SHORT EXERCISE 1: According to the business outlook text, in which month does fourth-quarter revenue drop off, and what causes the drop?

SELECTION:
Revenue is generally lowest in the first quarter, improves in the second
quarter as construction activity increases, and reaches a peak toward the end
of the third quarter. The fourth quarter generally remains strong through
October and November but drops off in December due to colder weather.
    In 2008 there are a number of external factors which could influence our
financial performance.
    The Fund expects building construction markets price pressure, fueled by
the Canadian dollar being near par with the US. Near par exchange rates have
attracted increased competition from US-based manufacturers to the extent that
shipping costs are not prohibitive. While the Fund's strategically located
operations and long-term customer base will continue to provide a competitive
logistical advantage, a protracted general economic downturn in the US may
entice US manufacturers to seek volume gains in the Canadian marketplace.
Furthermore, a sluggish US economy may also impact Canada's building
construction outlook although fundamentals remain positive in almost all
segments of the Canadian construction sector.
    The Fund expects continuing momentum in the agricultural storage business
and the potential for an upturn in our liquid storage markets as 2008
progresses. The agricultural industry, worldwide, is reporting record crop
prices and increasing demands. These factors, plus structural changes such as
the increasing demand for biofuels and growing international demand for more
sophisticated foodstuffs, should lend themselves to strong demand for farm
infrastructure, both domestically and internationally. The Fund's liquid
storage segment experienced moderated markets in 2007 with reduced oil and gas
capital expenditures due to low natural gas prices and the uncertainty
surrounding the Alberta royalty review. The Fund is anticipating improving
fundamentals associated with increased exploration activity in Saskatchewan
and BC and a rebalancing of its order book to diversify across other
    The Fund expects that steel pricing, despite the level of consolidation
in this industry, will continue to be volatile. Timing differences between
steel pricing and finished product pricing can have significant effects, both
positive and negative, on financial results. The Fund will continue to monitor
the situation and provide price leadership in the industry to mitigate any
impact on financial results.

MATERIAL FOR THIS EXERCISE:
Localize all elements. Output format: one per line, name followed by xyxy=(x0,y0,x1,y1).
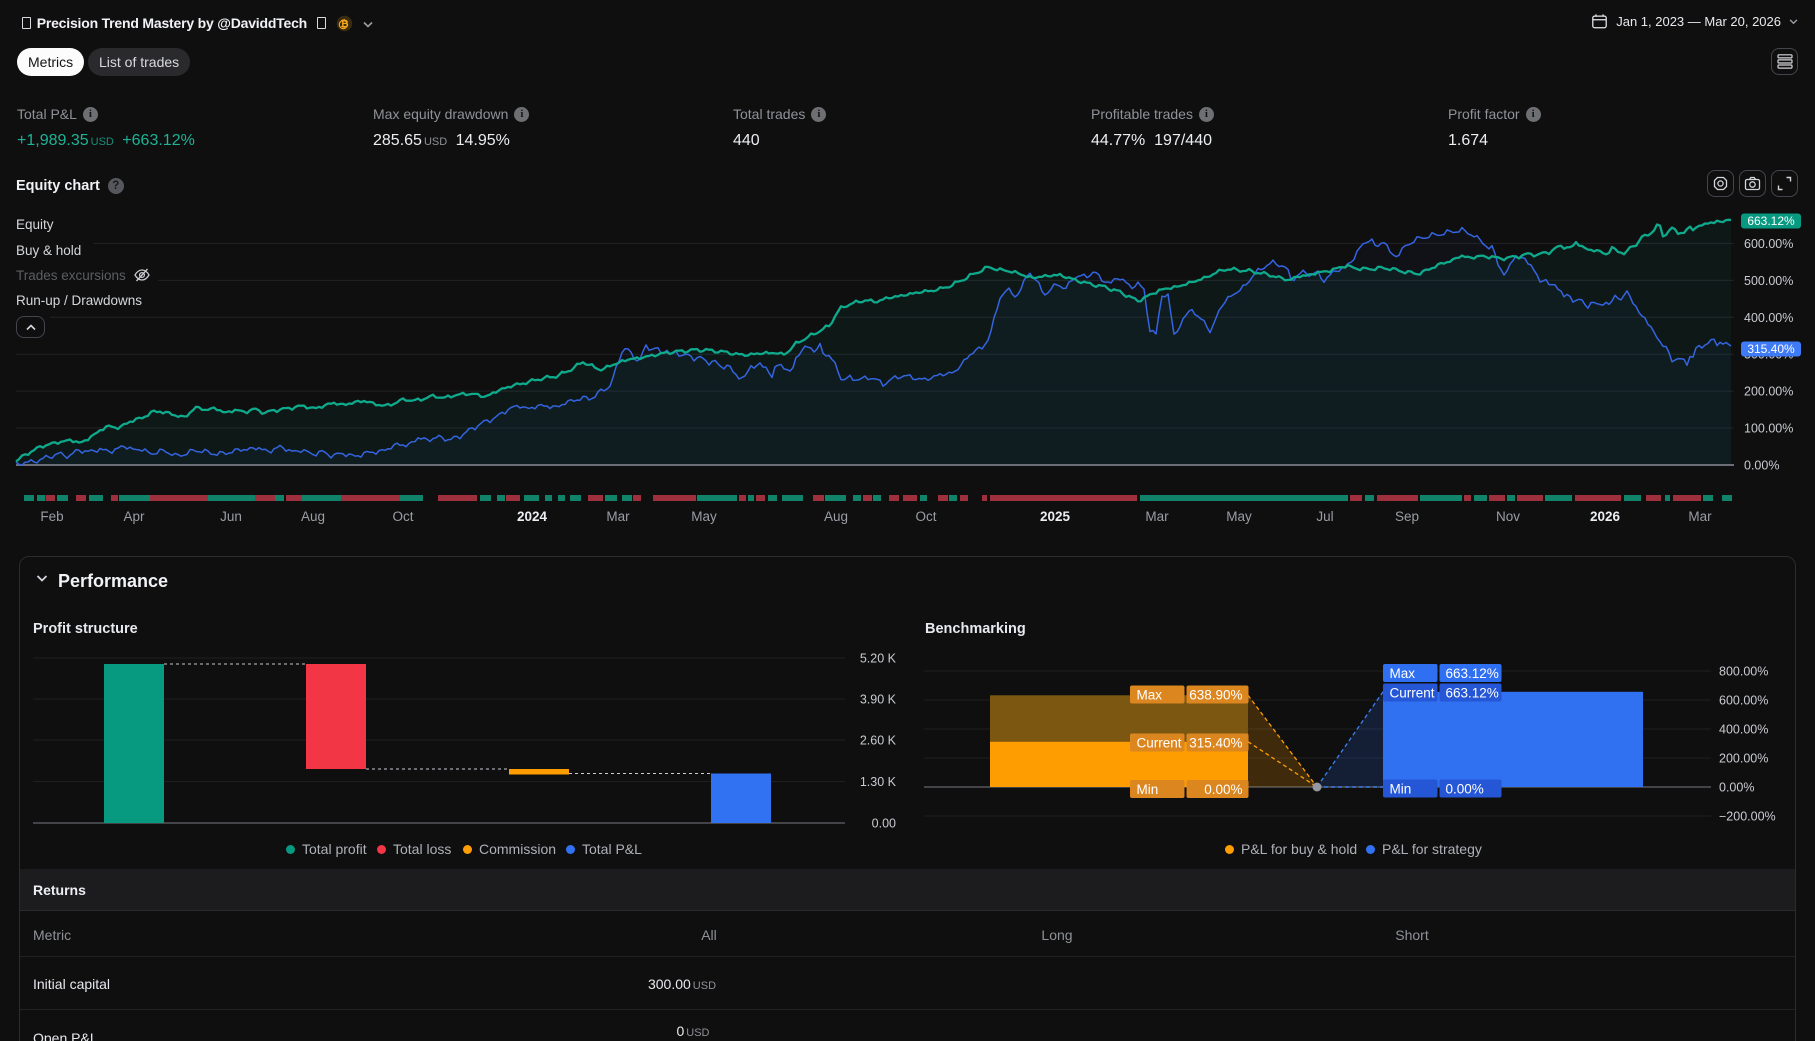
svg-text:5.20 K: 5.20 K xyxy=(860,652,897,666)
svg-text:Max: Max xyxy=(1137,688,1163,703)
svg-text:Min: Min xyxy=(1390,782,1412,797)
svg-text:663.12%: 663.12% xyxy=(1446,686,1499,701)
svg-text:800.00%: 800.00% xyxy=(1719,665,1768,679)
svg-text:200.00%: 200.00% xyxy=(1719,752,1768,766)
svg-text:638.90%: 638.90% xyxy=(1189,688,1242,703)
svg-text:−200.00%: −200.00% xyxy=(1719,810,1776,824)
svg-text:Current: Current xyxy=(1390,686,1435,701)
svg-text:Min: Min xyxy=(1137,782,1159,797)
svg-text:1.30 K: 1.30 K xyxy=(860,775,897,789)
svg-text:0.00%: 0.00% xyxy=(1446,782,1484,797)
svg-text:Current: Current xyxy=(1137,736,1182,751)
svg-text:Max: Max xyxy=(1390,666,1416,681)
svg-text:0.00%: 0.00% xyxy=(1204,782,1242,797)
svg-text:600.00%: 600.00% xyxy=(1719,694,1768,708)
svg-text:315.40%: 315.40% xyxy=(1189,736,1242,751)
svg-text:400.00%: 400.00% xyxy=(1719,723,1768,737)
svg-text:0.00: 0.00 xyxy=(872,817,896,831)
svg-text:0.00%: 0.00% xyxy=(1719,781,1754,795)
svg-text:2.60 K: 2.60 K xyxy=(860,734,897,748)
svg-text:3.90 K: 3.90 K xyxy=(860,693,897,707)
svg-text:663.12%: 663.12% xyxy=(1446,666,1499,681)
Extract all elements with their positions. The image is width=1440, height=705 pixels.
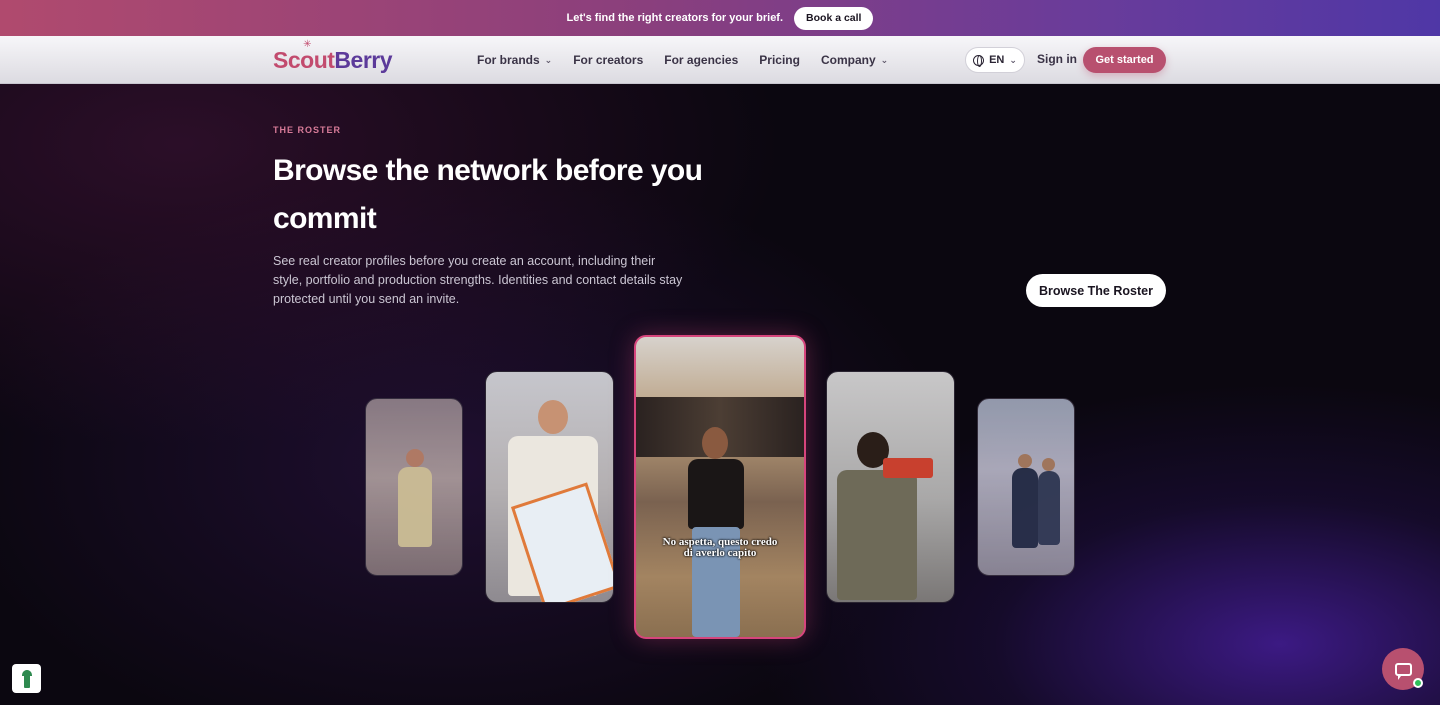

SHORT EXERCISE 2: Reproduce the entries word for word, with every line from the first entry through the last and no changes. Leave out the pictures.

ANSWER 1: Revenue drops off in December because of colder weather.

ANSWER 2:
Localize all elements. Output format: one per line, name followed by xyxy=(x0,y0,x1,y1).
svg-text:5.20 K: 5.20 K xyxy=(860,652,897,666)
svg-text:Max: Max xyxy=(1137,688,1163,703)
svg-text:Min: Min xyxy=(1390,782,1412,797)
svg-text:663.12%: 663.12% xyxy=(1446,686,1499,701)
svg-text:800.00%: 800.00% xyxy=(1719,665,1768,679)
svg-text:200.00%: 200.00% xyxy=(1719,752,1768,766)
svg-text:638.90%: 638.90% xyxy=(1189,688,1242,703)
svg-text:−200.00%: −200.00% xyxy=(1719,810,1776,824)
svg-text:Current: Current xyxy=(1390,686,1435,701)
svg-text:Min: Min xyxy=(1137,782,1159,797)
svg-text:1.30 K: 1.30 K xyxy=(860,775,897,789)
svg-text:0.00%: 0.00% xyxy=(1446,782,1484,797)
svg-text:Current: Current xyxy=(1137,736,1182,751)
svg-text:Max: Max xyxy=(1390,666,1416,681)
svg-text:0.00%: 0.00% xyxy=(1204,782,1242,797)
svg-text:600.00%: 600.00% xyxy=(1719,694,1768,708)
svg-text:315.40%: 315.40% xyxy=(1189,736,1242,751)
svg-text:400.00%: 400.00% xyxy=(1719,723,1768,737)
svg-text:0.00: 0.00 xyxy=(872,817,896,831)
svg-text:0.00%: 0.00% xyxy=(1719,781,1754,795)
svg-text:2.60 K: 2.60 K xyxy=(860,734,897,748)
svg-text:3.90 K: 3.90 K xyxy=(860,693,897,707)
svg-text:663.12%: 663.12% xyxy=(1446,666,1499,681)
Extract all elements with their positions. The image is width=1440, height=705 pixels.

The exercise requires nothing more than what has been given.